* BEGIN *

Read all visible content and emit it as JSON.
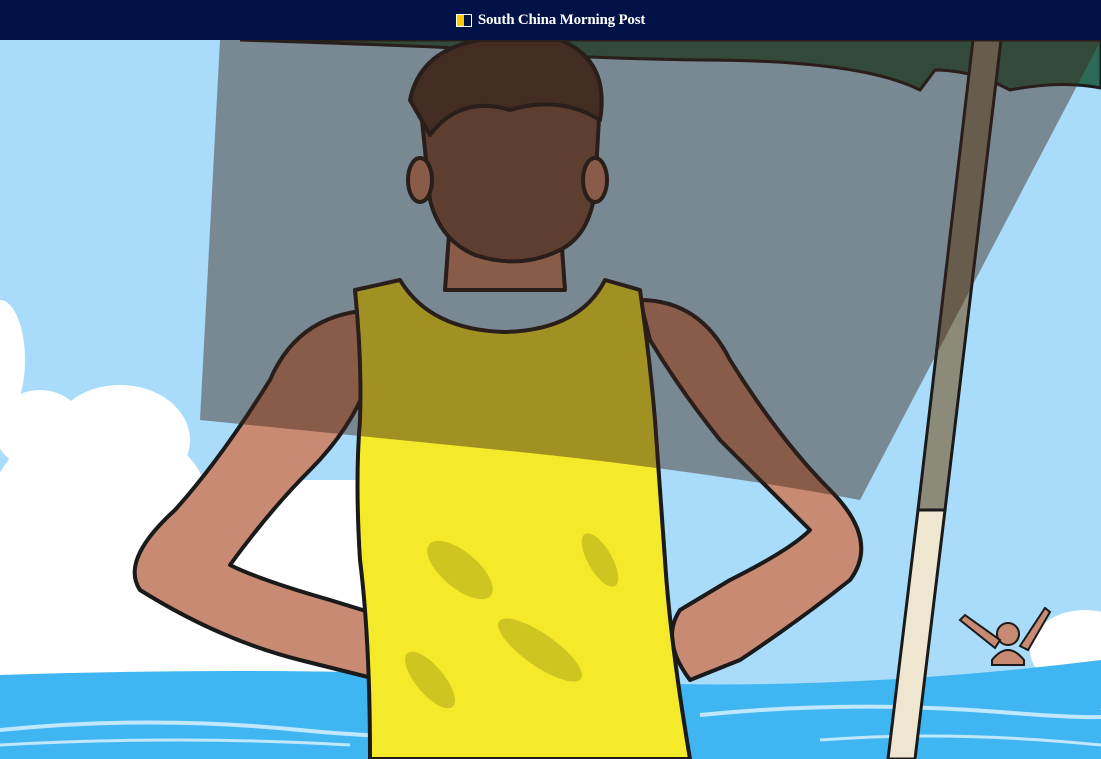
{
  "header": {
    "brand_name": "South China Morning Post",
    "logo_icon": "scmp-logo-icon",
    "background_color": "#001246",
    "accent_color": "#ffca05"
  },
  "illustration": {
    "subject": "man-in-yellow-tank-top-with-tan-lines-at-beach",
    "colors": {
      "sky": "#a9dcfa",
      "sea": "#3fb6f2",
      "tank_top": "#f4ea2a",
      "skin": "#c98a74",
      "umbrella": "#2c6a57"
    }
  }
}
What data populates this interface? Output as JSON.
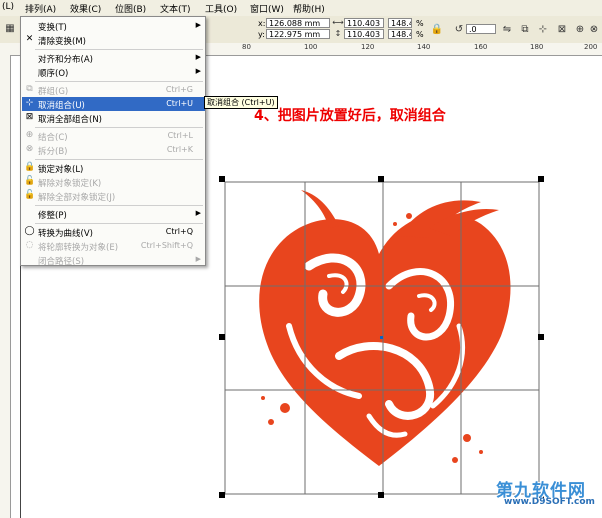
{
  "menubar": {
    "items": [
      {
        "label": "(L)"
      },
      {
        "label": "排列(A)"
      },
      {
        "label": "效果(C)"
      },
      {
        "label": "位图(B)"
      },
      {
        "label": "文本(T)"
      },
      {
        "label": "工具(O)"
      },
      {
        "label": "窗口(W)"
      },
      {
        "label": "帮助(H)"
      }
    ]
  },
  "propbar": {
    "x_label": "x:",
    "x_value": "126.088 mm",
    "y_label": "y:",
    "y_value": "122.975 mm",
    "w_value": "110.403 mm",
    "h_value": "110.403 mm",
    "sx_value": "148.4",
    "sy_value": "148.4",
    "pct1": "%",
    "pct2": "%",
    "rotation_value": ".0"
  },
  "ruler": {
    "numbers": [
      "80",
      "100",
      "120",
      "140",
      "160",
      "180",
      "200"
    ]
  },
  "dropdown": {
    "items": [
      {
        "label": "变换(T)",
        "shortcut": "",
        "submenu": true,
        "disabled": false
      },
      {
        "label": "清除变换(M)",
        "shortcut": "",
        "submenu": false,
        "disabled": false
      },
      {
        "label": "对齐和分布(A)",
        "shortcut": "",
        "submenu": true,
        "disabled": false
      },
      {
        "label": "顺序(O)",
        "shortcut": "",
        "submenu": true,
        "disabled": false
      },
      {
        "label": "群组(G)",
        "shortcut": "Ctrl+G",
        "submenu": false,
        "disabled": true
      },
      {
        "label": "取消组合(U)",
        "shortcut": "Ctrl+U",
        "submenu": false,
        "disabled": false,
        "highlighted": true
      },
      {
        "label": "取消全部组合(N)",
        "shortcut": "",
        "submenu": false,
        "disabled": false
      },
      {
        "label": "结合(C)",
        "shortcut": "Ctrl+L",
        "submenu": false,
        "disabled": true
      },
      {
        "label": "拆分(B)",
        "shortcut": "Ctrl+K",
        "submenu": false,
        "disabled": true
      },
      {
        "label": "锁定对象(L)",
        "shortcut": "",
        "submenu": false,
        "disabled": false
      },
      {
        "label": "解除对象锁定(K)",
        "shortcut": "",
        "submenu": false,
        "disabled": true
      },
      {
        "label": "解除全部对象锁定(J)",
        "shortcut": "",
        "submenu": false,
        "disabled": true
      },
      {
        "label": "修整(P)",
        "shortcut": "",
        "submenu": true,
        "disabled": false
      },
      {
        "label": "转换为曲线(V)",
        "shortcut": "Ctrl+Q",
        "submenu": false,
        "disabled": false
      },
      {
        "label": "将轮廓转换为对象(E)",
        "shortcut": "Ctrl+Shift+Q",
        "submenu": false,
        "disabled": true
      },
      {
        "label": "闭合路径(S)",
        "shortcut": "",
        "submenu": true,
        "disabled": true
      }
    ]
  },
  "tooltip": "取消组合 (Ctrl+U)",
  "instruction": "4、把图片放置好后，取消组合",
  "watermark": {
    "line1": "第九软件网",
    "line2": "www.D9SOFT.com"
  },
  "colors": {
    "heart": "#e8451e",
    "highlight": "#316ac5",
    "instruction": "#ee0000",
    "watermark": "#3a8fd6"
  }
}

* END *
* BEGIN *

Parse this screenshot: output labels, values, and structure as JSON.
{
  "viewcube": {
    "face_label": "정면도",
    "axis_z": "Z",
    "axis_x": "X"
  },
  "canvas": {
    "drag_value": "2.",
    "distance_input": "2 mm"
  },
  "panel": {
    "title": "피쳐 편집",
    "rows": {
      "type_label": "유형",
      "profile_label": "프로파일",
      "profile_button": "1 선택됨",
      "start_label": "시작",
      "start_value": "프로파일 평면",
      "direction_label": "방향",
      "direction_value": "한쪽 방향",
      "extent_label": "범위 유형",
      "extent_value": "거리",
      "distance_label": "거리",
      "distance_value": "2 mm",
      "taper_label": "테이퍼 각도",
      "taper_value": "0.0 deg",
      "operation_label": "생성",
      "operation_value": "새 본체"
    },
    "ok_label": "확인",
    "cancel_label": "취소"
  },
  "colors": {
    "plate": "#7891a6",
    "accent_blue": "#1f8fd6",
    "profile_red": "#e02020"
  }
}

* END *

◆ SET PROBLEM
Show each line of the data that contains the string "instruction".

◆ EXERCISE ANSWER
  "instruction": "4、把图片放置好后，取消组合",
    "instruction": "#ee0000",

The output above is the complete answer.